A block of data
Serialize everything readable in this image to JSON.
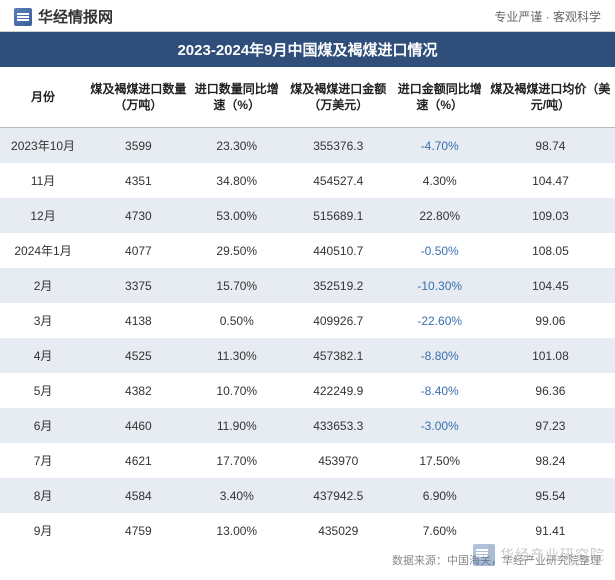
{
  "header": {
    "brand": "华经情报网",
    "tagline": "专业严谨 · 客观科学"
  },
  "title": "2023-2024年9月中国煤及褐煤进口情况",
  "columns": [
    "月份",
    "煤及褐煤进口数量（万吨）",
    "进口数量同比增速（%）",
    "煤及褐煤进口金额（万美元）",
    "进口金额同比增速（%）",
    "煤及褐煤进口均价（美元/吨）"
  ],
  "rows": [
    {
      "month": "2023年10月",
      "qty": "3599",
      "qty_yoy": "23.30%",
      "amt": "355376.3",
      "amt_yoy": "-4.70%",
      "price": "98.74"
    },
    {
      "month": "11月",
      "qty": "4351",
      "qty_yoy": "34.80%",
      "amt": "454527.4",
      "amt_yoy": "4.30%",
      "price": "104.47"
    },
    {
      "month": "12月",
      "qty": "4730",
      "qty_yoy": "53.00%",
      "amt": "515689.1",
      "amt_yoy": "22.80%",
      "price": "109.03"
    },
    {
      "month": "2024年1月",
      "qty": "4077",
      "qty_yoy": "29.50%",
      "amt": "440510.7",
      "amt_yoy": "-0.50%",
      "price": "108.05"
    },
    {
      "month": "2月",
      "qty": "3375",
      "qty_yoy": "15.70%",
      "amt": "352519.2",
      "amt_yoy": "-10.30%",
      "price": "104.45"
    },
    {
      "month": "3月",
      "qty": "4138",
      "qty_yoy": "0.50%",
      "amt": "409926.7",
      "amt_yoy": "-22.60%",
      "price": "99.06"
    },
    {
      "month": "4月",
      "qty": "4525",
      "qty_yoy": "11.30%",
      "amt": "457382.1",
      "amt_yoy": "-8.80%",
      "price": "101.08"
    },
    {
      "month": "5月",
      "qty": "4382",
      "qty_yoy": "10.70%",
      "amt": "422249.9",
      "amt_yoy": "-8.40%",
      "price": "96.36"
    },
    {
      "month": "6月",
      "qty": "4460",
      "qty_yoy": "11.90%",
      "amt": "433653.3",
      "amt_yoy": "-3.00%",
      "price": "97.23"
    },
    {
      "month": "7月",
      "qty": "4621",
      "qty_yoy": "17.70%",
      "amt": "453970",
      "amt_yoy": "17.50%",
      "price": "98.24"
    },
    {
      "month": "8月",
      "qty": "4584",
      "qty_yoy": "3.40%",
      "amt": "437942.5",
      "amt_yoy": "6.90%",
      "price": "95.54"
    },
    {
      "month": "9月",
      "qty": "4759",
      "qty_yoy": "13.00%",
      "amt": "435029",
      "amt_yoy": "7.60%",
      "price": "91.41"
    }
  ],
  "source": "数据来源：中国海关，华经产业研究院整理",
  "watermark": "华经产业研究院",
  "style": {
    "title_bg": "#2f4e7a",
    "title_color": "#ffffff",
    "row_odd_bg": "#e7ebf2",
    "row_even_bg": "#ffffff",
    "negative_color": "#3a6fb0",
    "text_color": "#333333",
    "header_border": "#bbbbbb",
    "font_family": "Microsoft YaHei",
    "title_fontsize": 15,
    "header_fontsize": 12,
    "cell_fontsize": 12,
    "col_widths_pct": [
      14,
      17,
      15,
      18,
      15,
      21
    ]
  }
}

## Requirement
Every line that holds the string "month" should be returned.

## Reply to the exercise
      "month": "2023年10月",
      "month": "11月",
      "month": "12月",
      "month": "2024年1月",
      "month": "2月",
      "month": "3月",
      "month": "4月",
      "month": "5月",
      "month": "6月",
      "month": "7月",
      "month": "8月",
      "month": "9月",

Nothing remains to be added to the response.